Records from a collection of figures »
__________________________________________________

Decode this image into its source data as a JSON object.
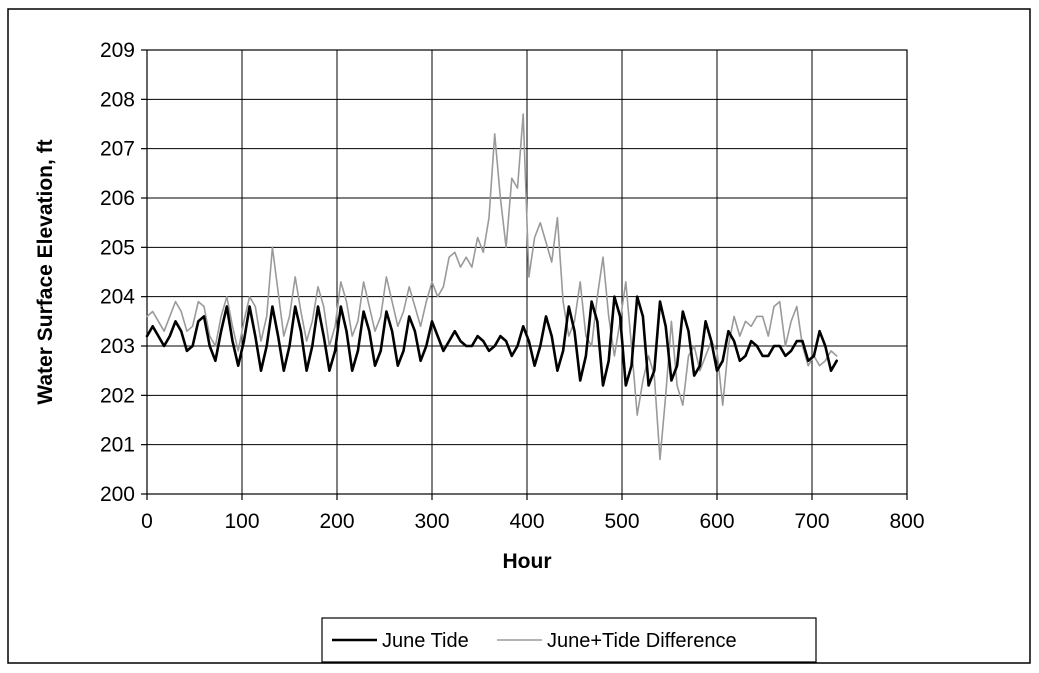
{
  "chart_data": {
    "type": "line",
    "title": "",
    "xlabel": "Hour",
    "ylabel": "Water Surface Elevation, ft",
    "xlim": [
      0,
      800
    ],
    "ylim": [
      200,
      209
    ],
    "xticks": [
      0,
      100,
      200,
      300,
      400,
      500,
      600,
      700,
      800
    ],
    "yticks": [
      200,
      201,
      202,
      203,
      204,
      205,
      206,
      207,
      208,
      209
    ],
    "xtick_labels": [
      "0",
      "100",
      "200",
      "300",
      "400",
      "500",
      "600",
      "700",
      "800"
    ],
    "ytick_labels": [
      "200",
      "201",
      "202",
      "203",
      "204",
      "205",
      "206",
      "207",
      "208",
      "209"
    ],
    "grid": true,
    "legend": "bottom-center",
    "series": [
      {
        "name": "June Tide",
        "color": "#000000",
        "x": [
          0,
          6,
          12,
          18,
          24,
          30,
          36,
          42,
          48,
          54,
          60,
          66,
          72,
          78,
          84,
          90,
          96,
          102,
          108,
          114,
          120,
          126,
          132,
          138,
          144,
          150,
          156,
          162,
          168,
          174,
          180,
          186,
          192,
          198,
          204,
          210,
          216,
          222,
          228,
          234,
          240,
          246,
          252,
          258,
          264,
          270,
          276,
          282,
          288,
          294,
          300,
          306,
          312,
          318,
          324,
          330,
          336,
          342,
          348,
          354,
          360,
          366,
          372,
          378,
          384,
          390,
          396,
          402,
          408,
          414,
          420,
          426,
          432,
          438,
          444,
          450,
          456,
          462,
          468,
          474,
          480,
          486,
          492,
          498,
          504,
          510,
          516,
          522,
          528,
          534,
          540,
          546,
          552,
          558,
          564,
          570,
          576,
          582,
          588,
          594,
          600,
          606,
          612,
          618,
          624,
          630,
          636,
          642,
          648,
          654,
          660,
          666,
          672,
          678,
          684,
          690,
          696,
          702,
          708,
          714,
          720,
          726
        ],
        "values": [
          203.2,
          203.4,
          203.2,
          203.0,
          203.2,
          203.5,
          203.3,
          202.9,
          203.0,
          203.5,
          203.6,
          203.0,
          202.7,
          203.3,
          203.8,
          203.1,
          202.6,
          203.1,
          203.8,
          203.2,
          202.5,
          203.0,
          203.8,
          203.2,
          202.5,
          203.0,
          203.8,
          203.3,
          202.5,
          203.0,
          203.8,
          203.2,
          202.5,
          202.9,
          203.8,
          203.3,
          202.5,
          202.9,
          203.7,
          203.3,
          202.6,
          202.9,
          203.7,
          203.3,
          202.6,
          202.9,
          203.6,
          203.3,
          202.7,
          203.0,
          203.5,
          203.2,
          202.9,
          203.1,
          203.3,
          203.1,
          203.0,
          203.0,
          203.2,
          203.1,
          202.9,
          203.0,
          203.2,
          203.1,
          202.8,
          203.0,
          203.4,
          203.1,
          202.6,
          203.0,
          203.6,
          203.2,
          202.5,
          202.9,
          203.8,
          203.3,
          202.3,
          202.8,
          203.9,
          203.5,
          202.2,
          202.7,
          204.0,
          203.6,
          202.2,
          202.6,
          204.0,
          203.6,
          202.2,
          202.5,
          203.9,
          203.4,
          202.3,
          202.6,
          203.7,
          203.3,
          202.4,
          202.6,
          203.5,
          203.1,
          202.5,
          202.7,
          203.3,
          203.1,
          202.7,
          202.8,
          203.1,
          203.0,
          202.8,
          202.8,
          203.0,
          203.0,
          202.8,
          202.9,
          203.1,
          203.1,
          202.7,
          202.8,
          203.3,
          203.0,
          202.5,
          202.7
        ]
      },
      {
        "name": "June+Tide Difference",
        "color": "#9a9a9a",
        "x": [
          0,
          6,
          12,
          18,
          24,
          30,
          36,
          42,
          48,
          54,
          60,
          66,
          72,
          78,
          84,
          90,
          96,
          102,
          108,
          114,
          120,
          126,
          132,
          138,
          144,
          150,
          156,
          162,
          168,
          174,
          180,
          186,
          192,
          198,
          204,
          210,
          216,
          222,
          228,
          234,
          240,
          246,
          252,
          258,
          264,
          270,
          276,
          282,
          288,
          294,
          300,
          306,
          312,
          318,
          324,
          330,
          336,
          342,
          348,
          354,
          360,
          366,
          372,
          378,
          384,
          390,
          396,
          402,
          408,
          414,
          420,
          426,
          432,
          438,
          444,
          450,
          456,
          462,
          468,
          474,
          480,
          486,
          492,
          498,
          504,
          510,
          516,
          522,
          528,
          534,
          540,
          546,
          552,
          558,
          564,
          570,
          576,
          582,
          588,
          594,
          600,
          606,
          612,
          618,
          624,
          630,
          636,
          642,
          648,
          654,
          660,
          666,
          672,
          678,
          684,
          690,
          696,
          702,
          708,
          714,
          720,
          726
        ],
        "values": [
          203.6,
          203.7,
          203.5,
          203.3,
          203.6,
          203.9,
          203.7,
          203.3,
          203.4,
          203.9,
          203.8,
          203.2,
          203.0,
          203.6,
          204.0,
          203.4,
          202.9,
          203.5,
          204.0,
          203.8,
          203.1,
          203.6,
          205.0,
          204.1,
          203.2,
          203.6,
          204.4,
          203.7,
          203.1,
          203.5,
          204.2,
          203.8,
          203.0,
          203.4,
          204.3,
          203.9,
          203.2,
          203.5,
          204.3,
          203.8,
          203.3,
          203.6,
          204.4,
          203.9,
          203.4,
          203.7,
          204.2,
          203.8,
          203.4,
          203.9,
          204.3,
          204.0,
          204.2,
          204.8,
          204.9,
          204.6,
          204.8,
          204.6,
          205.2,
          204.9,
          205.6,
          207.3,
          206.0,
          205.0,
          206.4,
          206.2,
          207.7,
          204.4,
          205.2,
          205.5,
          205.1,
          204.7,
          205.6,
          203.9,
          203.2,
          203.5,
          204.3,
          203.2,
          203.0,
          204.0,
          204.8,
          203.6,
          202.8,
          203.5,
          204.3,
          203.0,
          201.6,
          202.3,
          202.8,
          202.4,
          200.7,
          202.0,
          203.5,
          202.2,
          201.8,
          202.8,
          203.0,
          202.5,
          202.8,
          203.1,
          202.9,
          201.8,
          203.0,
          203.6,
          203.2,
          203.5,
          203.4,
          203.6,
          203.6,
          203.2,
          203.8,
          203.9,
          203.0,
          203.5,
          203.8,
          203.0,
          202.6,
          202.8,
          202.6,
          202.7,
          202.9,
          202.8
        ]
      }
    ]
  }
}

__________________________________________________

Goal » Collect the lines that hold "Tide".

The completed task »
        "name": "June Tide",
        "name": "June+Tide Difference",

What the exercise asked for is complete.